[Begin Source data]
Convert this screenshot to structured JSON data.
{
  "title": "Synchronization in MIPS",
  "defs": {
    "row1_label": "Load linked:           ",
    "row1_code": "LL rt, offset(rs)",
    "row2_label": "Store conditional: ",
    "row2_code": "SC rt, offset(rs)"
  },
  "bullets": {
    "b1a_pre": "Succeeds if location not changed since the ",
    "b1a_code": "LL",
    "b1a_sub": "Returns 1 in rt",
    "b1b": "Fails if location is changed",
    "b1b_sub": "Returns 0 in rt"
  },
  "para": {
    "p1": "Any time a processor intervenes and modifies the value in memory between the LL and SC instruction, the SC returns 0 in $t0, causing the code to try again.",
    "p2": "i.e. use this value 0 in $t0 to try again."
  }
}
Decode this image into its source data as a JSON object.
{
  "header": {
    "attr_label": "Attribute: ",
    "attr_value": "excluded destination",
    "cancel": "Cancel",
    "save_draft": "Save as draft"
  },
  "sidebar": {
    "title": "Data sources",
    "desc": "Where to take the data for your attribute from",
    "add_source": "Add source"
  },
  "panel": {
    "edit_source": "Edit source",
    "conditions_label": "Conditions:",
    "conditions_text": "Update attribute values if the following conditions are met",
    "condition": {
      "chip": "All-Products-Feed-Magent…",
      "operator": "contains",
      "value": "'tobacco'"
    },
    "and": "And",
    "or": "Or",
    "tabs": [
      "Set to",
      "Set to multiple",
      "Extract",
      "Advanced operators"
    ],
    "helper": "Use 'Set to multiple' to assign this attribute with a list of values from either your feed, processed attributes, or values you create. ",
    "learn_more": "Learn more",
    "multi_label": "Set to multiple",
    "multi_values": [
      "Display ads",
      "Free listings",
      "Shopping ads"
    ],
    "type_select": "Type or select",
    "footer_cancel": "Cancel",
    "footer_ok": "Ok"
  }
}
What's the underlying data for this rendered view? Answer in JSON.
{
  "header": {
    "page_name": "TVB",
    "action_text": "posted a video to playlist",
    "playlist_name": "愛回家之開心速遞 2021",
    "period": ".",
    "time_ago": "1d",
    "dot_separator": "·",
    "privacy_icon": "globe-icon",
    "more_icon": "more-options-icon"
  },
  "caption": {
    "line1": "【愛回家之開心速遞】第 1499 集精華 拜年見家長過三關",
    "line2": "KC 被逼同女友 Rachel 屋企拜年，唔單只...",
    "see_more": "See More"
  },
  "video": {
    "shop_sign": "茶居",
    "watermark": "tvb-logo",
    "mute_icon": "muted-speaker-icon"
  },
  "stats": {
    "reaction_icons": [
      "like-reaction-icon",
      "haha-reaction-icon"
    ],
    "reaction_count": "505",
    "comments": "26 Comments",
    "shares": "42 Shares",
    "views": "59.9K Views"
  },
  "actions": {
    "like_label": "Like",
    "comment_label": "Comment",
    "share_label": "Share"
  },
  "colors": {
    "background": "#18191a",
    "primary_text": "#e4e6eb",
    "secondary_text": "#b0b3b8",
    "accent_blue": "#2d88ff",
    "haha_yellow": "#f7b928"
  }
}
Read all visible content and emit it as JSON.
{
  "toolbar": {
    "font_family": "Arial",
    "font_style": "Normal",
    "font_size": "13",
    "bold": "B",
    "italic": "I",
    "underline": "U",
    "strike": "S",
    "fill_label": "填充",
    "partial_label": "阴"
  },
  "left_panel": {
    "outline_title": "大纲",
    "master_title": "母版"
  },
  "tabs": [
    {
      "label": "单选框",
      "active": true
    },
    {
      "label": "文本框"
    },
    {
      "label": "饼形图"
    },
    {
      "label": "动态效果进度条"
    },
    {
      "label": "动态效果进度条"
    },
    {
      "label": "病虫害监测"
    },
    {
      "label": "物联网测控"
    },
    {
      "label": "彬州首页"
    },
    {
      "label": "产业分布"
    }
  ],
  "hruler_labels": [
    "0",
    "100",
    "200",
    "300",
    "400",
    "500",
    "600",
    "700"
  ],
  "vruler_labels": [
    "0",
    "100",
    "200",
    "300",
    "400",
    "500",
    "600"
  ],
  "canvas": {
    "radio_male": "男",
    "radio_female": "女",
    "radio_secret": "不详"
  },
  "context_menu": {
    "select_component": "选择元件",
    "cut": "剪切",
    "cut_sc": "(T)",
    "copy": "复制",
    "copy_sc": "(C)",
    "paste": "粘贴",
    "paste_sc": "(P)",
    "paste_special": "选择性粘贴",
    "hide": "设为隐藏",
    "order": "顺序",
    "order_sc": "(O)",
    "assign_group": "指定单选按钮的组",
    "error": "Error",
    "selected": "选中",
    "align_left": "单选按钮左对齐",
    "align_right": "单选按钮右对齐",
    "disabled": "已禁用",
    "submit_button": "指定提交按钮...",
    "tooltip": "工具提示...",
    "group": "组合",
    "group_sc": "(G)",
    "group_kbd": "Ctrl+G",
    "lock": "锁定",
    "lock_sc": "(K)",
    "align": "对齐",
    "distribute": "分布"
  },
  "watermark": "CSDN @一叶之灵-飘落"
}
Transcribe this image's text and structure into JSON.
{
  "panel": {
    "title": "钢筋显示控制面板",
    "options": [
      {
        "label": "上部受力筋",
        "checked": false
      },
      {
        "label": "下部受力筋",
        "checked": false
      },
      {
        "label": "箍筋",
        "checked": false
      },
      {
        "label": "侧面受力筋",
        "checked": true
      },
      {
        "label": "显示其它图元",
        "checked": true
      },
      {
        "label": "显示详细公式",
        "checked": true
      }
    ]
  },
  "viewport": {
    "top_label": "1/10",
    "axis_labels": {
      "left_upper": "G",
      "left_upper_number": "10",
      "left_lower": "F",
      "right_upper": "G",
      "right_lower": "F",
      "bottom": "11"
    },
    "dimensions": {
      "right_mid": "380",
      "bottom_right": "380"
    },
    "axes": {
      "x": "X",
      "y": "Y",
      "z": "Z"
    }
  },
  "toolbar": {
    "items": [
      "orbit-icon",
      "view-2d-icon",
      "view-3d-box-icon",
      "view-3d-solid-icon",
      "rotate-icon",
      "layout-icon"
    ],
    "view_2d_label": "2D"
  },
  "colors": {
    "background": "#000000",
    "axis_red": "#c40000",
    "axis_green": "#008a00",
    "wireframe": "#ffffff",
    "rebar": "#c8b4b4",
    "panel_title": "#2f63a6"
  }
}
[End Source data]
### The exercise
Beginning at the line that contains "Transcribe this image's", retype each line of the listing up to and including the last one, exactly as it stands, and nothing else.

### Response to this task
Transcribe this image's text and structure into JSON.
{
  "panel": {
    "title": "钢筋显示控制面板",
    "options": [
      {
        "label": "上部受力筋",
        "checked": false
      },
      {
        "label": "下部受力筋",
        "checked": false
      },
      {
        "label": "箍筋",
        "checked": false
      },
      {
        "label": "侧面受力筋",
        "checked": true
      },
      {
        "label": "显示其它图元",
        "checked": true
      },
      {
        "label": "显示详细公式",
        "checked": true
      }
    ]
  },
  "viewport": {
    "top_label": "1/10",
    "axis_labels": {
      "left_upper": "G",
      "left_upper_number": "10",
      "left_lower": "F",
      "right_upper": "G",
      "right_lower": "F",
      "bottom": "11"
    },
    "dimensions": {
      "right_mid": "380",
      "bottom_right": "380"
    },
    "axes": {
      "x": "X",
      "y": "Y",
      "z": "Z"
    }
  },
  "toolbar": {
    "items": [
      "orbit-icon",
      "view-2d-icon",
      "view-3d-box-icon",
      "view-3d-solid-icon",
      "rotate-icon",
      "layout-icon"
    ],
    "view_2d_label": "2D"
  },
  "colors": {
    "background": "#000000",
    "axis_red": "#c40000",
    "axis_green": "#008a00",
    "wireframe": "#ffffff",
    "rebar": "#c8b4b4",
    "panel_title": "#2f63a6"
  }
}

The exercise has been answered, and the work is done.